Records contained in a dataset
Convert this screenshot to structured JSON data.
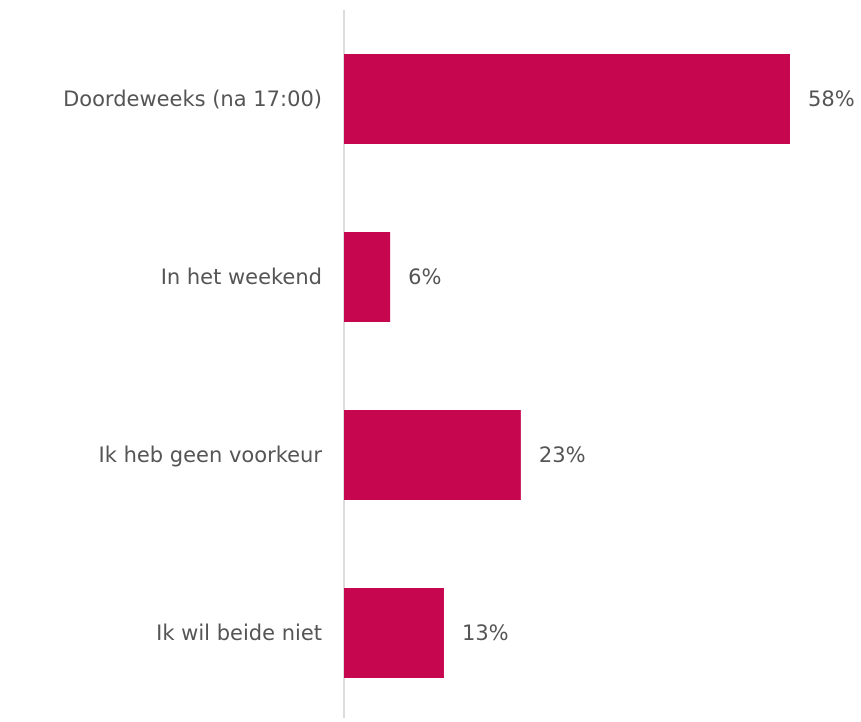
{
  "chart_data": {
    "type": "bar",
    "orientation": "horizontal",
    "title": "",
    "xlabel": "",
    "ylabel": "",
    "categories": [
      "Doordeweeks (na 17:00)",
      "In het weekend",
      "Ik heb geen voorkeur",
      "Ik wil beide niet"
    ],
    "values": [
      58,
      6,
      23,
      13
    ],
    "value_labels": [
      "58%",
      "6%",
      "23%",
      "13%"
    ],
    "unit": "%",
    "xlim": [
      0,
      58
    ],
    "grid": false,
    "legend": "none",
    "bar_color": "#C70650",
    "axis_color": "#D0D0D0",
    "text_color": "#555555"
  }
}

- Brief -
Output each line exactly; omit every picture.

- The answer -
Convert this screenshot to structured JSON data.
{
  "chart_data": {
    "type": "bar",
    "orientation": "horizontal",
    "title": "",
    "xlabel": "",
    "ylabel": "",
    "categories": [
      "Doordeweeks (na 17:00)",
      "In het weekend",
      "Ik heb geen voorkeur",
      "Ik wil beide niet"
    ],
    "values": [
      58,
      6,
      23,
      13
    ],
    "value_labels": [
      "58%",
      "6%",
      "23%",
      "13%"
    ],
    "unit": "%",
    "xlim": [
      0,
      58
    ],
    "grid": false,
    "legend": "none",
    "bar_color": "#C70650",
    "axis_color": "#D0D0D0",
    "text_color": "#555555"
  }
}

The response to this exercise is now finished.